▸ Exercise
Extract the whole listing as it stands. Do not include the pictures.
● ● ● ●
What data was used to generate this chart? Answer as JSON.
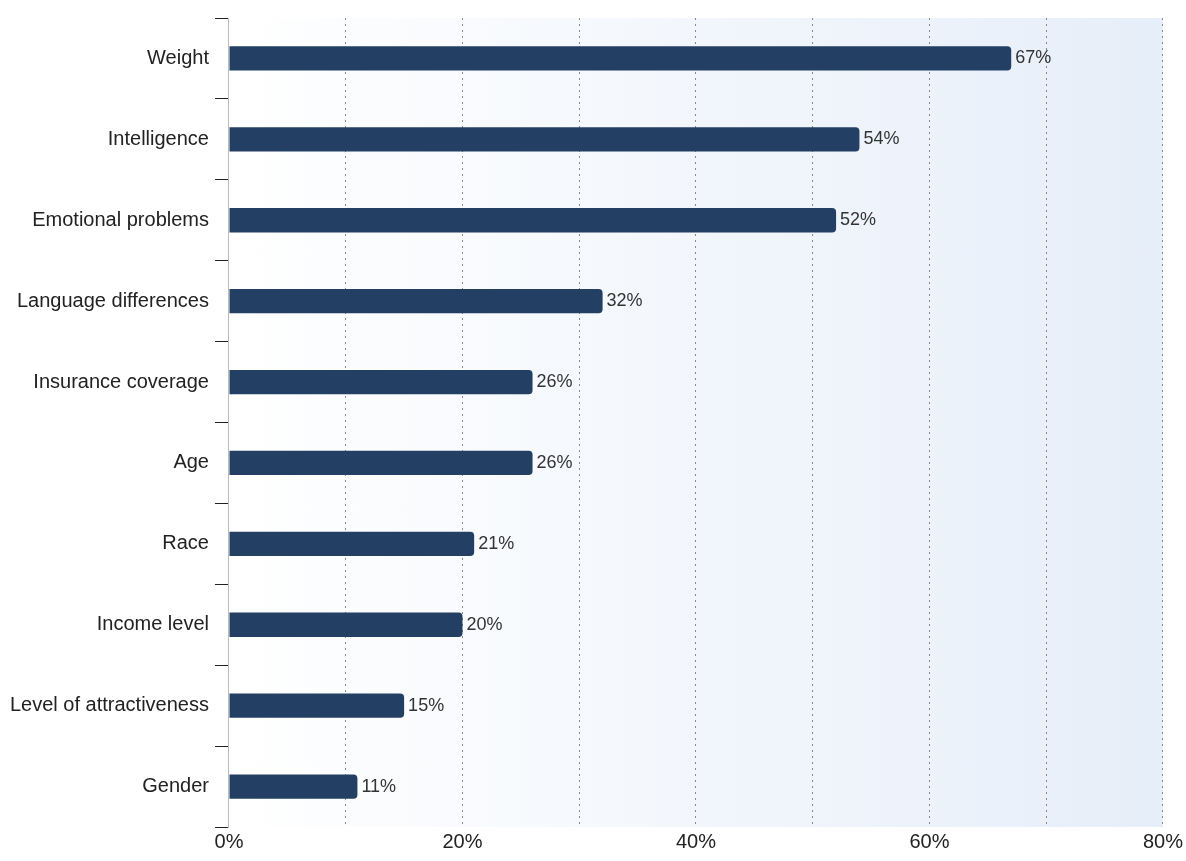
{
  "chart_data": {
    "type": "bar",
    "orientation": "horizontal",
    "categories": [
      "Weight",
      "Intelligence",
      "Emotional problems",
      "Language differences",
      "Insurance coverage",
      "Age",
      "Race",
      "Income level",
      "Level of attractiveness",
      "Gender"
    ],
    "values": [
      67,
      54,
      52,
      32,
      26,
      26,
      21,
      20,
      15,
      11
    ],
    "value_labels": [
      "67%",
      "54%",
      "52%",
      "32%",
      "26%",
      "26%",
      "21%",
      "20%",
      "15%",
      "11%"
    ],
    "color": "#233f63",
    "xlim": [
      0,
      80
    ],
    "xticks": [
      {
        "value": 0,
        "label": "0%"
      },
      {
        "value": 10,
        "label": null
      },
      {
        "value": 20,
        "label": "20%"
      },
      {
        "value": 30,
        "label": null
      },
      {
        "value": 40,
        "label": "40%"
      },
      {
        "value": 50,
        "label": null
      },
      {
        "value": 60,
        "label": "60%"
      },
      {
        "value": 70,
        "label": null
      },
      {
        "value": 80,
        "label": "80%"
      }
    ],
    "grid": "x",
    "legend": false
  }
}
● ● ● ●
▸ Solution to this task
What data was used to generate this chart? Answer as JSON.
{
  "chart_data": {
    "type": "bar",
    "orientation": "horizontal",
    "categories": [
      "Weight",
      "Intelligence",
      "Emotional problems",
      "Language differences",
      "Insurance coverage",
      "Age",
      "Race",
      "Income level",
      "Level of attractiveness",
      "Gender"
    ],
    "values": [
      67,
      54,
      52,
      32,
      26,
      26,
      21,
      20,
      15,
      11
    ],
    "value_labels": [
      "67%",
      "54%",
      "52%",
      "32%",
      "26%",
      "26%",
      "21%",
      "20%",
      "15%",
      "11%"
    ],
    "color": "#233f63",
    "xlim": [
      0,
      80
    ],
    "xticks": [
      {
        "value": 0,
        "label": "0%"
      },
      {
        "value": 10,
        "label": null
      },
      {
        "value": 20,
        "label": "20%"
      },
      {
        "value": 30,
        "label": null
      },
      {
        "value": 40,
        "label": "40%"
      },
      {
        "value": 50,
        "label": null
      },
      {
        "value": 60,
        "label": "60%"
      },
      {
        "value": 70,
        "label": null
      },
      {
        "value": 80,
        "label": "80%"
      }
    ],
    "grid": "x",
    "legend": false
  }
}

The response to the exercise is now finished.